■ What is expected: Read the listing and extract each line that includes the word "安全性要求".

_ _ _ _

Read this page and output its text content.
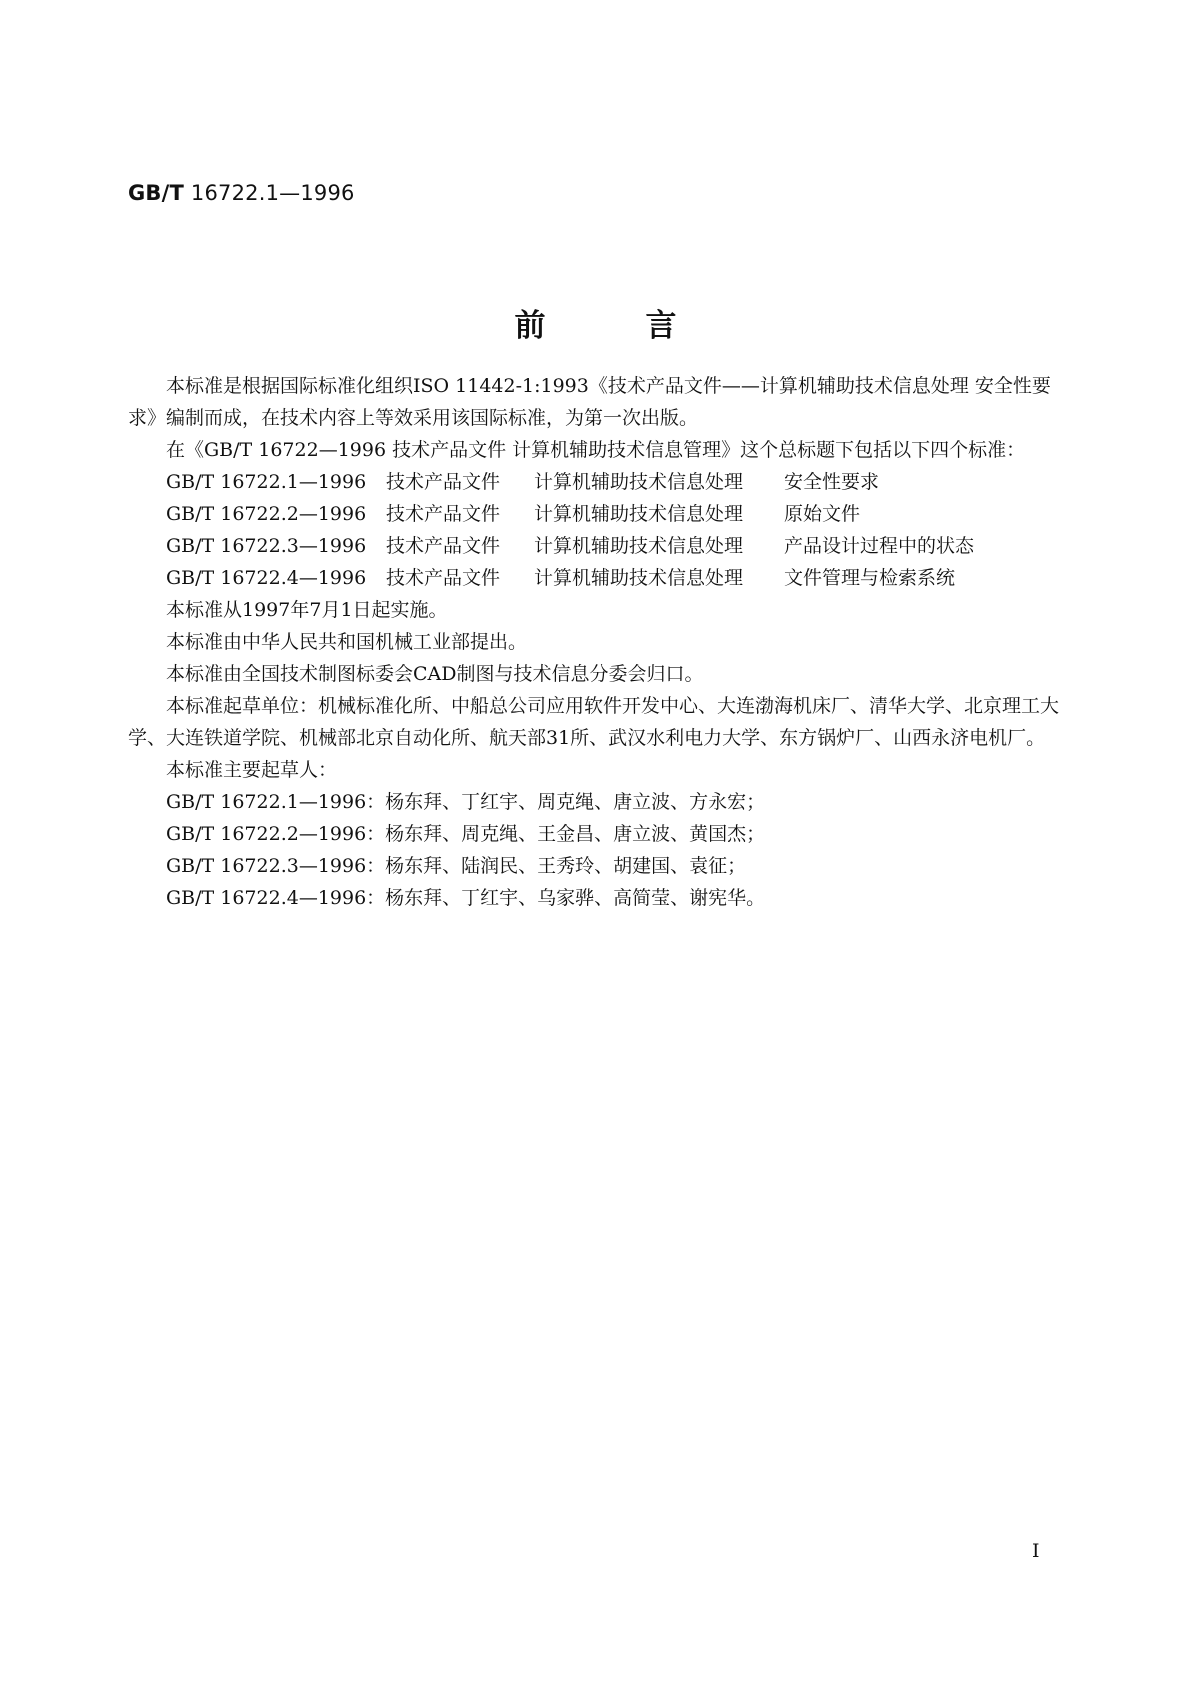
GB/T 16722.1—1996
前言

本标准是根据国际标准化组织ISO 11442-1:1993《技术产品文件——计算机辅助技术信息处理 安全性要求》编制而成，在技术内容上等效采用该国际标准，为第一次出版。

在《GB/T 16722—1996 技术产品文件 计算机辅助技术信息管理》这个总标题下包括以下四个标准：

GB/T 16722.1—1996 技术产品文件 计算机辅助技术信息处理 安全性要求

GB/T 16722.2—1996 技术产品文件 计算机辅助技术信息处理 原始文件

GB/T 16722.3—1996 技术产品文件 计算机辅助技术信息处理 产品设计过程中的状态

GB/T 16722.4—1996 技术产品文件 计算机辅助技术信息处理 文件管理与检索系统

本标准从1997年7月1日起实施。

本标准由中华人民共和国机械工业部提出。

本标准由全国技术制图标委会CAD制图与技术信息分委会归口。

本标准起草单位：机械标准化所、中船总公司应用软件开发中心、大连渤海机床厂、清华大学、北京理工大学、大连铁道学院、机械部北京自动化所、航天部31所、武汉水利电力大学、东方锅炉厂、山西永济电机厂。

本标准主要起草人：

GB/T 16722.1—1996：杨东拜、丁红宇、周克绳、唐立波、方永宏；

GB/T 16722.2—1996：杨东拜、周克绳、王金昌、唐立波、黄国杰；

GB/T 16722.3—1996：杨东拜、陆润民、王秀玲、胡建国、袁征；

GB/T 16722.4—1996：杨东拜、丁红宇、乌家骅、高简莹、谢宪华。

I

_ _ _ _

■ The answer:
本标准是根据国际标准化组织ISO 11442-1:1993《技术产品文件——计算机辅助技术信息处理 安全性要求》编制而成，在技术内容上等效采用该国际标准，为第一次出版。
GB/T 16722.1—1996 技术产品文件 计算机辅助技术信息处理 安全性要求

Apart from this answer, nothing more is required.